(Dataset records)
++++++++++
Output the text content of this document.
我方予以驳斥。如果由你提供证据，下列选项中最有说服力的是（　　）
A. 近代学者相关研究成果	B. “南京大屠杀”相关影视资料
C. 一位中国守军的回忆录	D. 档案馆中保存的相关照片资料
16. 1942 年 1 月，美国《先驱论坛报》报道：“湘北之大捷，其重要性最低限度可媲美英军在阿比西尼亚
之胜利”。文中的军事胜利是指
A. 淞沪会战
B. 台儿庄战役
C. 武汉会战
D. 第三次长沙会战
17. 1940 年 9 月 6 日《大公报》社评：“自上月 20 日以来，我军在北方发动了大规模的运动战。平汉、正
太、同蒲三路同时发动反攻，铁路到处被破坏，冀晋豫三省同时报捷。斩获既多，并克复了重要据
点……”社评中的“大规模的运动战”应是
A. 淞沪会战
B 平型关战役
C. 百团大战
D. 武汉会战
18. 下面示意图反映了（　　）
++++++++++
■ Work to complete ■
Output the listing above without altering a single character.

■ Response to the task ■
Output the text content of this document.
我方予以驳斥。如果由你提供证据，下列选项中最有说服力的是（　　）
A. 近代学者相关研究成果	B. “南京大屠杀”相关影视资料
C. 一位中国守军的回忆录	D. 档案馆中保存的相关照片资料
16. 1942 年 1 月，美国《先驱论坛报》报道：“湘北之大捷，其重要性最低限度可媲美英军在阿比西尼亚
之胜利”。文中的军事胜利是指
A. 淞沪会战
B. 台儿庄战役
C. 武汉会战
D. 第三次长沙会战
17. 1940 年 9 月 6 日《大公报》社评：“自上月 20 日以来，我军在北方发动了大规模的运动战。平汉、正
太、同蒲三路同时发动反攻，铁路到处被破坏，冀晋豫三省同时报捷。斩获既多，并克复了重要据
点……”社评中的“大规模的运动战”应是
A. 淞沪会战
B 平型关战役
C. 百团大战
D. 武汉会战
18. 下面示意图反映了（　　）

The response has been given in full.